Entries taken from a collection
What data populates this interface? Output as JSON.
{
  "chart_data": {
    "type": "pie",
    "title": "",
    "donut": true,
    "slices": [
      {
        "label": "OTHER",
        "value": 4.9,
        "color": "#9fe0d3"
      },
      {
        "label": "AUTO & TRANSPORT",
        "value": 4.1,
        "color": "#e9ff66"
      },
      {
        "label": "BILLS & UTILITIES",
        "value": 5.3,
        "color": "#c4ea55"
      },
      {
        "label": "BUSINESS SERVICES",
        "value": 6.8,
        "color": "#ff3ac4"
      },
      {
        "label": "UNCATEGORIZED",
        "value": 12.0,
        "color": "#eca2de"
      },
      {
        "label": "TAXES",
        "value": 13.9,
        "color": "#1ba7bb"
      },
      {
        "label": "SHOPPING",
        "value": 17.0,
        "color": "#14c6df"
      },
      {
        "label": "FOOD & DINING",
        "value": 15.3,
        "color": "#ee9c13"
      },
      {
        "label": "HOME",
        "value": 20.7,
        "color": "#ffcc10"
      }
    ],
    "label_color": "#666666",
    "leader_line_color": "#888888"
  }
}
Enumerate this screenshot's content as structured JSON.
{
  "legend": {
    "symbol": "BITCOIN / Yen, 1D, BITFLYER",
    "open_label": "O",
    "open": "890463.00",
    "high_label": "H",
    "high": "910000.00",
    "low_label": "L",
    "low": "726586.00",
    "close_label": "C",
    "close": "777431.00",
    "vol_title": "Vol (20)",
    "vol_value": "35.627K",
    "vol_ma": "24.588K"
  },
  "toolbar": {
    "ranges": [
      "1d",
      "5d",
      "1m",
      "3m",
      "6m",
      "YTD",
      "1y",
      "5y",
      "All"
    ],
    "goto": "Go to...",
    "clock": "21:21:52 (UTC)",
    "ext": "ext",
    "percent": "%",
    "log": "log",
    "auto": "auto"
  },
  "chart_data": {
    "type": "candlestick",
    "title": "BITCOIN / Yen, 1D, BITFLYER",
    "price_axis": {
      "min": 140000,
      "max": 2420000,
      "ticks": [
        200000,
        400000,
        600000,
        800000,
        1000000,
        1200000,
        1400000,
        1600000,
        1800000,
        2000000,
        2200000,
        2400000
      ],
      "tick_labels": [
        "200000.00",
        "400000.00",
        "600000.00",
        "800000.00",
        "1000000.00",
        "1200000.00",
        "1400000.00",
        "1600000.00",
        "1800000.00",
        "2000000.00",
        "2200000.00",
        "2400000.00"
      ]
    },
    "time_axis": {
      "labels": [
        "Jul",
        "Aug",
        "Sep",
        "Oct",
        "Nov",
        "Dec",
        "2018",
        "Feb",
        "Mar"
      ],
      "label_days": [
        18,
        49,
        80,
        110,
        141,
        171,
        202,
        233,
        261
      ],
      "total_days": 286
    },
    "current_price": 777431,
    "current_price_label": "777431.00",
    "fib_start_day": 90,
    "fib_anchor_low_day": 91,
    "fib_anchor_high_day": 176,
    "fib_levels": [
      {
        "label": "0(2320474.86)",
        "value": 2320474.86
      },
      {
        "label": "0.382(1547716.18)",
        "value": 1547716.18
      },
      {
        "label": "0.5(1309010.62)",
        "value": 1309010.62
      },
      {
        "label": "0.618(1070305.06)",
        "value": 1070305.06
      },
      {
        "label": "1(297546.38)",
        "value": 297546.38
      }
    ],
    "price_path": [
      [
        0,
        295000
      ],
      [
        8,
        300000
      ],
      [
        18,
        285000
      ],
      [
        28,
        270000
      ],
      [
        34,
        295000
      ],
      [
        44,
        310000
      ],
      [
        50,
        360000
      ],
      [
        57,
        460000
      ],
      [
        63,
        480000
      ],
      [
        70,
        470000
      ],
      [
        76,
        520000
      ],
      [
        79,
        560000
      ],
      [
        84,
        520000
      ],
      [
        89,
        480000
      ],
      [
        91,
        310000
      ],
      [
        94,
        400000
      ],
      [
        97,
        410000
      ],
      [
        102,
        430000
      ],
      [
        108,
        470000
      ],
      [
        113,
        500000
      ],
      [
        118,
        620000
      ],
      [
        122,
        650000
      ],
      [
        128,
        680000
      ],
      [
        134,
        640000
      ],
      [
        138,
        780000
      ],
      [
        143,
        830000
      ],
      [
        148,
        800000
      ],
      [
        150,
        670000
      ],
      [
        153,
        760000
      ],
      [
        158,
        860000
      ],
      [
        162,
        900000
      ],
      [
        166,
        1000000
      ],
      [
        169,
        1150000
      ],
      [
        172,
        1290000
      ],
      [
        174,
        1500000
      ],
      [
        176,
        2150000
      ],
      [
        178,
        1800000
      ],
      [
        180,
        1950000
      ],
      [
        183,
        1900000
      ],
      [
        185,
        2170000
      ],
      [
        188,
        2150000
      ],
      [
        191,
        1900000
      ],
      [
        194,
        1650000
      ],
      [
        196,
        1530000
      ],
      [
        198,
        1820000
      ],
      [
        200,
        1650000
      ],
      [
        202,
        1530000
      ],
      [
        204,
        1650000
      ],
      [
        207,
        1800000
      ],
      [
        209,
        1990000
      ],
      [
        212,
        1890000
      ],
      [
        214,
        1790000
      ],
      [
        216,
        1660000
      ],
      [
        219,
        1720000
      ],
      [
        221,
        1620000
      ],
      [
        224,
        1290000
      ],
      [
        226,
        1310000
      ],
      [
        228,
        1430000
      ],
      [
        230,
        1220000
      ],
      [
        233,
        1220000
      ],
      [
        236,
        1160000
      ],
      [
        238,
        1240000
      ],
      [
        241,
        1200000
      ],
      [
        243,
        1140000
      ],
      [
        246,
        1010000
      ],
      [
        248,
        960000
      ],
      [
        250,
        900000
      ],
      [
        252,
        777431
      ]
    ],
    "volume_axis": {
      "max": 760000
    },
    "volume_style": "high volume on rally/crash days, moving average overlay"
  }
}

**Set task**
Using the listing above, reproduce each line without omission.

**Problem solution**
What data populates this interface? Output as JSON.
{
  "chart_data": {
    "type": "pie",
    "title": "",
    "donut": true,
    "slices": [
      {
        "label": "OTHER",
        "value": 4.9,
        "color": "#9fe0d3"
      },
      {
        "label": "AUTO & TRANSPORT",
        "value": 4.1,
        "color": "#e9ff66"
      },
      {
        "label": "BILLS & UTILITIES",
        "value": 5.3,
        "color": "#c4ea55"
      },
      {
        "label": "BUSINESS SERVICES",
        "value": 6.8,
        "color": "#ff3ac4"
      },
      {
        "label": "UNCATEGORIZED",
        "value": 12.0,
        "color": "#eca2de"
      },
      {
        "label": "TAXES",
        "value": 13.9,
        "color": "#1ba7bb"
      },
      {
        "label": "SHOPPING",
        "value": 17.0,
        "color": "#14c6df"
      },
      {
        "label": "FOOD & DINING",
        "value": 15.3,
        "color": "#ee9c13"
      },
      {
        "label": "HOME",
        "value": 20.7,
        "color": "#ffcc10"
      }
    ],
    "label_color": "#666666",
    "leader_line_color": "#888888"
  }
}
Enumerate this screenshot's content as structured JSON.
{
  "legend": {
    "symbol": "BITCOIN / Yen, 1D, BITFLYER",
    "open_label": "O",
    "open": "890463.00",
    "high_label": "H",
    "high": "910000.00",
    "low_label": "L",
    "low": "726586.00",
    "close_label": "C",
    "close": "777431.00",
    "vol_title": "Vol (20)",
    "vol_value": "35.627K",
    "vol_ma": "24.588K"
  },
  "toolbar": {
    "ranges": [
      "1d",
      "5d",
      "1m",
      "3m",
      "6m",
      "YTD",
      "1y",
      "5y",
      "All"
    ],
    "goto": "Go to...",
    "clock": "21:21:52 (UTC)",
    "ext": "ext",
    "percent": "%",
    "log": "log",
    "auto": "auto"
  },
  "chart_data": {
    "type": "candlestick",
    "title": "BITCOIN / Yen, 1D, BITFLYER",
    "price_axis": {
      "min": 140000,
      "max": 2420000,
      "ticks": [
        200000,
        400000,
        600000,
        800000,
        1000000,
        1200000,
        1400000,
        1600000,
        1800000,
        2000000,
        2200000,
        2400000
      ],
      "tick_labels": [
        "200000.00",
        "400000.00",
        "600000.00",
        "800000.00",
        "1000000.00",
        "1200000.00",
        "1400000.00",
        "1600000.00",
        "1800000.00",
        "2000000.00",
        "2200000.00",
        "2400000.00"
      ]
    },
    "time_axis": {
      "labels": [
        "Jul",
        "Aug",
        "Sep",
        "Oct",
        "Nov",
        "Dec",
        "2018",
        "Feb",
        "Mar"
      ],
      "label_days": [
        18,
        49,
        80,
        110,
        141,
        171,
        202,
        233,
        261
      ],
      "total_days": 286
    },
    "current_price": 777431,
    "current_price_label": "777431.00",
    "fib_start_day": 90,
    "fib_anchor_low_day": 91,
    "fib_anchor_high_day": 176,
    "fib_levels": [
      {
        "label": "0(2320474.86)",
        "value": 2320474.86
      },
      {
        "label": "0.382(1547716.18)",
        "value": 1547716.18
      },
      {
        "label": "0.5(1309010.62)",
        "value": 1309010.62
      },
      {
        "label": "0.618(1070305.06)",
        "value": 1070305.06
      },
      {
        "label": "1(297546.38)",
        "value": 297546.38
      }
    ],
    "price_path": [
      [
        0,
        295000
      ],
      [
        8,
        300000
      ],
      [
        18,
        285000
      ],
      [
        28,
        270000
      ],
      [
        34,
        295000
      ],
      [
        44,
        310000
      ],
      [
        50,
        360000
      ],
      [
        57,
        460000
      ],
      [
        63,
        480000
      ],
      [
        70,
        470000
      ],
      [
        76,
        520000
      ],
      [
        79,
        560000
      ],
      [
        84,
        520000
      ],
      [
        89,
        480000
      ],
      [
        91,
        310000
      ],
      [
        94,
        400000
      ],
      [
        97,
        410000
      ],
      [
        102,
        430000
      ],
      [
        108,
        470000
      ],
      [
        113,
        500000
      ],
      [
        118,
        620000
      ],
      [
        122,
        650000
      ],
      [
        128,
        680000
      ],
      [
        134,
        640000
      ],
      [
        138,
        780000
      ],
      [
        143,
        830000
      ],
      [
        148,
        800000
      ],
      [
        150,
        670000
      ],
      [
        153,
        760000
      ],
      [
        158,
        860000
      ],
      [
        162,
        900000
      ],
      [
        166,
        1000000
      ],
      [
        169,
        1150000
      ],
      [
        172,
        1290000
      ],
      [
        174,
        1500000
      ],
      [
        176,
        2150000
      ],
      [
        178,
        1800000
      ],
      [
        180,
        1950000
      ],
      [
        183,
        1900000
      ],
      [
        185,
        2170000
      ],
      [
        188,
        2150000
      ],
      [
        191,
        1900000
      ],
      [
        194,
        1650000
      ],
      [
        196,
        1530000
      ],
      [
        198,
        1820000
      ],
      [
        200,
        1650000
      ],
      [
        202,
        1530000
      ],
      [
        204,
        1650000
      ],
      [
        207,
        1800000
      ],
      [
        209,
        1990000
      ],
      [
        212,
        1890000
      ],
      [
        214,
        1790000
      ],
      [
        216,
        1660000
      ],
      [
        219,
        1720000
      ],
      [
        221,
        1620000
      ],
      [
        224,
        1290000
      ],
      [
        226,
        1310000
      ],
      [
        228,
        1430000
      ],
      [
        230,
        1220000
      ],
      [
        233,
        1220000
      ],
      [
        236,
        1160000
      ],
      [
        238,
        1240000
      ],
      [
        241,
        1200000
      ],
      [
        243,
        1140000
      ],
      [
        246,
        1010000
      ],
      [
        248,
        960000
      ],
      [
        250,
        900000
      ],
      [
        252,
        777431
      ]
    ],
    "volume_axis": {
      "max": 760000
    },
    "volume_style": "high volume on rally/crash days, moving average overlay"
  }
}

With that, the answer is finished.